Stored dataset items

_ _ _ _ _

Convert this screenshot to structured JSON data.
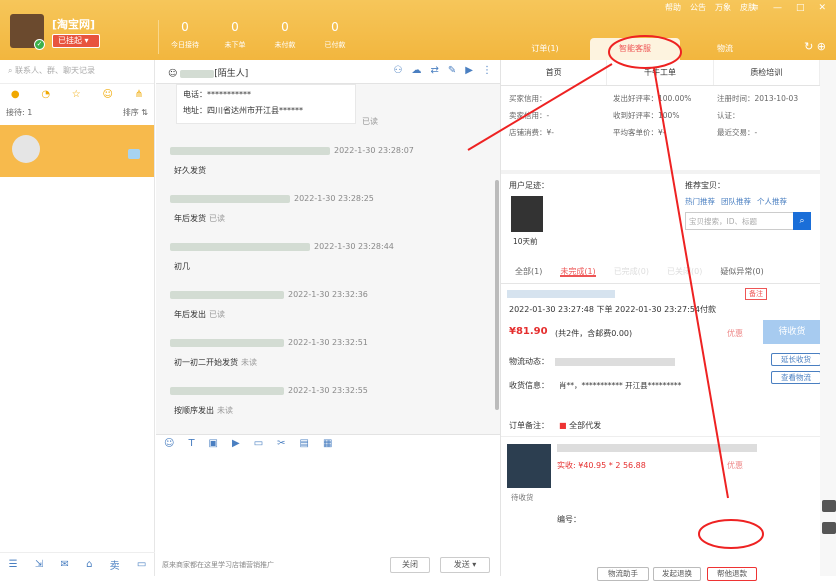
{
  "topbar": {
    "username": "[淘宝网]",
    "status": "已挂起",
    "stats": [
      {
        "num": "0",
        "label": "今日接待"
      },
      {
        "num": "0",
        "label": "未下单"
      },
      {
        "num": "0",
        "label": "未付款"
      },
      {
        "num": "0",
        "label": "已付款"
      }
    ],
    "sysmenu": [
      "帮助",
      "公告",
      "万象",
      "皮肤"
    ],
    "tabs": [
      "订单(1)",
      "智能客服",
      "物流"
    ]
  },
  "left": {
    "search_placeholder": "联系人、群、聊天记录",
    "receive": "接待: 1",
    "sort": "排序 ⇅"
  },
  "chat": {
    "contact": "[陌生人]",
    "card": {
      "phone": "电话：***********",
      "address": "地址：四川省达州市开江县******",
      "read": "已读"
    },
    "messages": [
      {
        "time": "2022-1-30 23:28:07",
        "text": "好久发货",
        "read": ""
      },
      {
        "time": "2022-1-30 23:28:25",
        "text": "年后发货",
        "read": "已读"
      },
      {
        "time": "2022-1-30 23:28:44",
        "text": "初几",
        "read": ""
      },
      {
        "time": "2022-1-30 23:32:36",
        "text": "年后发出",
        "read": "已读"
      },
      {
        "time": "2022-1-30 23:32:51",
        "text": "初一初二开始发货",
        "read": "未读"
      },
      {
        "time": "2022-1-30 23:32:55",
        "text": "按顺序发出",
        "read": "未读"
      }
    ],
    "ad": "原来商家都在这里学习店铺营销推广",
    "close": "关闭",
    "send": "发送"
  },
  "right": {
    "subtabs": [
      "首页",
      "千牛工单",
      "质检培训"
    ],
    "info": {
      "buyer_credit": "买家信用：",
      "seller_credit": "卖家信用：-",
      "shop": "店铺消费：¥-",
      "good_rate_out": "发出好评率：100.00%",
      "good_rate_in": "收到好评率：100%",
      "avg": "平均客单价：¥-",
      "reg": "注册时间：2013-10-03",
      "auth": "认证：",
      "recent": "最近交易：-"
    },
    "footprint": "用户足迹：",
    "footprint_days": "10天前",
    "recommend": "推荐宝贝：",
    "rec_links": [
      "热门推荐",
      "团队推荐",
      "个人推荐"
    ],
    "rec_search": "宝贝搜索，ID、标题",
    "order_tabs": [
      "全部(1)",
      "未完成(1)",
      "已完成(0)",
      "已关闭(0)",
      "疑似异常(0)"
    ],
    "order": {
      "times": "2022-01-30 23:27:48 下单  2022-01-30 23:27:54付款",
      "price": "¥81.90",
      "price_note": "(共2件，含邮费0.00)",
      "discount": "优惠",
      "status": "待收货",
      "logistics": "物流动态：",
      "receiver": "收货信息：",
      "receiver_text": "肖**，*********** 开江县*********",
      "remark": "订单备注：",
      "remark_value": "全部代发",
      "paid": "实收: ¥40.95 * 2  56.88",
      "item_status": "待收货",
      "code": "编号：",
      "extend": "延长收货",
      "view": "查看物流",
      "remark_btn": "备注",
      "btn_logistics": "物流助手",
      "btn_return": "发起退换",
      "btn_refund": "帮他退款"
    }
  }
}
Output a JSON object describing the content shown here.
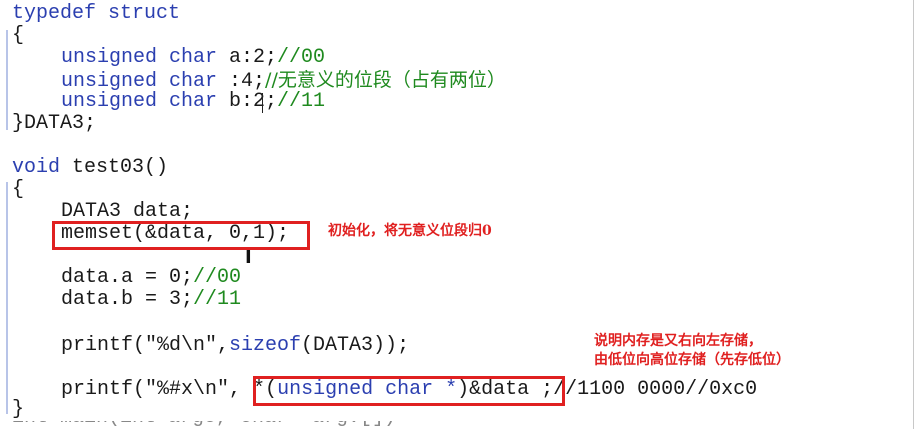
{
  "code": {
    "l1": {
      "kw": "typedef struct"
    },
    "l2": {
      "text": "{"
    },
    "l3": {
      "kw": "unsigned char",
      "rest": " a:2;",
      "comment": "//00"
    },
    "l4": {
      "kw": "unsigned char",
      "rest": " :4;",
      "comment": "//无意义的位段（占有两位）"
    },
    "l5": {
      "kw": "unsigned char",
      "rest": " b:2;",
      "comment": "//11"
    },
    "l6": {
      "text": "}DATA3;"
    },
    "l7": {
      "kw": "void",
      "rest": " test03()"
    },
    "l8": {
      "text": "{"
    },
    "l9": {
      "text": "DATA3 data;"
    },
    "l10": {
      "text": "memset(&data, 0,1);"
    },
    "l11": {
      "rest": "data.a = 0;",
      "comment": "//00"
    },
    "l12": {
      "rest": "data.b = 3;",
      "comment": "//11"
    },
    "l13": {
      "pre": "printf(\"%d\\n\",",
      "kw": "sizeof",
      "post": "(DATA3));"
    },
    "l14": {
      "pre": "printf(\"%#x\\n\",",
      "star": "*(",
      "kw": "unsigned char *",
      "post": ")&data",
      "tail": ";//1100 0000//0xc0"
    },
    "l15": {
      "text": "}"
    },
    "cutoff": {
      "text": "int main(int argc, char *argv[])"
    }
  },
  "annotations": {
    "memset_note": "初始化，将无意义位段归0",
    "order_note_line1": "说明内存是又右向左存储，",
    "order_note_line2": "由低位向高位存储（先存低位）"
  },
  "colors": {
    "keyword": "#2b3fb0",
    "comment": "#1f8a1f",
    "annotation": "#e02020",
    "text": "#1a1a1a"
  }
}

_ _ _ _ _

Omit the pictures, and quote the material above exactly as given.

Convert this screenshot to structured JSON data.
{
  "topbar": {
    "username": "[淘宝网]",
    "status": "已挂起",
    "stats": [
      {
        "num": "0",
        "label": "今日接待"
      },
      {
        "num": "0",
        "label": "未下单"
      },
      {
        "num": "0",
        "label": "未付款"
      },
      {
        "num": "0",
        "label": "已付款"
      }
    ],
    "sysmenu": [
      "帮助",
      "公告",
      "万象",
      "皮肤"
    ],
    "tabs": [
      "订单(1)",
      "智能客服",
      "物流"
    ]
  },
  "left": {
    "search_placeholder": "联系人、群、聊天记录",
    "receive": "接待: 1",
    "sort": "排序 ⇅"
  },
  "chat": {
    "contact": "[陌生人]",
    "card": {
      "phone": "电话：***********",
      "address": "地址：四川省达州市开江县******",
      "read": "已读"
    },
    "messages": [
      {
        "time": "2022-1-30 23:28:07",
        "text": "好久发货",
        "read": ""
      },
      {
        "time": "2022-1-30 23:28:25",
        "text": "年后发货",
        "read": "已读"
      },
      {
        "time": "2022-1-30 23:28:44",
        "text": "初几",
        "read": ""
      },
      {
        "time": "2022-1-30 23:32:36",
        "text": "年后发出",
        "read": "已读"
      },
      {
        "time": "2022-1-30 23:32:51",
        "text": "初一初二开始发货",
        "read": "未读"
      },
      {
        "time": "2022-1-30 23:32:55",
        "text": "按顺序发出",
        "read": "未读"
      }
    ],
    "ad": "原来商家都在这里学习店铺营销推广",
    "close": "关闭",
    "send": "发送"
  },
  "right": {
    "subtabs": [
      "首页",
      "千牛工单",
      "质检培训"
    ],
    "info": {
      "buyer_credit": "买家信用：",
      "seller_credit": "卖家信用：-",
      "shop": "店铺消费：¥-",
      "good_rate_out": "发出好评率：100.00%",
      "good_rate_in": "收到好评率：100%",
      "avg": "平均客单价：¥-",
      "reg": "注册时间：2013-10-03",
      "auth": "认证：",
      "recent": "最近交易：-"
    },
    "footprint": "用户足迹：",
    "footprint_days": "10天前",
    "recommend": "推荐宝贝：",
    "rec_links": [
      "热门推荐",
      "团队推荐",
      "个人推荐"
    ],
    "rec_search": "宝贝搜索，ID、标题",
    "order_tabs": [
      "全部(1)",
      "未完成(1)",
      "已完成(0)",
      "已关闭(0)",
      "疑似异常(0)"
    ],
    "order": {
      "times": "2022-01-30 23:27:48 下单  2022-01-30 23:27:54付款",
      "price": "¥81.90",
      "price_note": "(共2件，含邮费0.00)",
      "discount": "优惠",
      "status": "待收货",
      "logistics": "物流动态：",
      "receiver": "收货信息：",
      "receiver_text": "肖**，*********** 开江县*********",
      "remark": "订单备注：",
      "remark_value": "全部代发",
      "paid": "实收: ¥40.95 * 2  56.88",
      "item_status": "待收货",
      "code": "编号：",
      "extend": "延长收货",
      "view": "查看物流",
      "remark_btn": "备注",
      "btn_logistics": "物流助手",
      "btn_return": "发起退换",
      "btn_refund": "帮他退款"
    }
  }
}
Output a JSON object describing the content shown here.
{
  "code": {
    "l1": {
      "kw": "typedef struct"
    },
    "l2": {
      "text": "{"
    },
    "l3": {
      "kw": "unsigned char",
      "rest": " a:2;",
      "comment": "//00"
    },
    "l4": {
      "kw": "unsigned char",
      "rest": " :4;",
      "comment": "//无意义的位段（占有两位）"
    },
    "l5": {
      "kw": "unsigned char",
      "rest": " b:2;",
      "comment": "//11"
    },
    "l6": {
      "text": "}DATA3;"
    },
    "l7": {
      "kw": "void",
      "rest": " test03()"
    },
    "l8": {
      "text": "{"
    },
    "l9": {
      "text": "DATA3 data;"
    },
    "l10": {
      "text": "memset(&data, 0,1);"
    },
    "l11": {
      "rest": "data.a = 0;",
      "comment": "//00"
    },
    "l12": {
      "rest": "data.b = 3;",
      "comment": "//11"
    },
    "l13": {
      "pre": "printf(\"%d\\n\",",
      "kw": "sizeof",
      "post": "(DATA3));"
    },
    "l14": {
      "pre": "printf(\"%#x\\n\",",
      "star": "*(",
      "kw": "unsigned char *",
      "post": ")&data",
      "tail": ";//1100 0000//0xc0"
    },
    "l15": {
      "text": "}"
    },
    "cutoff": {
      "text": "int main(int argc, char *argv[])"
    }
  },
  "annotations": {
    "memset_note": "初始化，将无意义位段归0",
    "order_note_line1": "说明内存是又右向左存储，",
    "order_note_line2": "由低位向高位存储（先存低位）"
  },
  "colors": {
    "keyword": "#2b3fb0",
    "comment": "#1f8a1f",
    "annotation": "#e02020",
    "text": "#1a1a1a"
  }
}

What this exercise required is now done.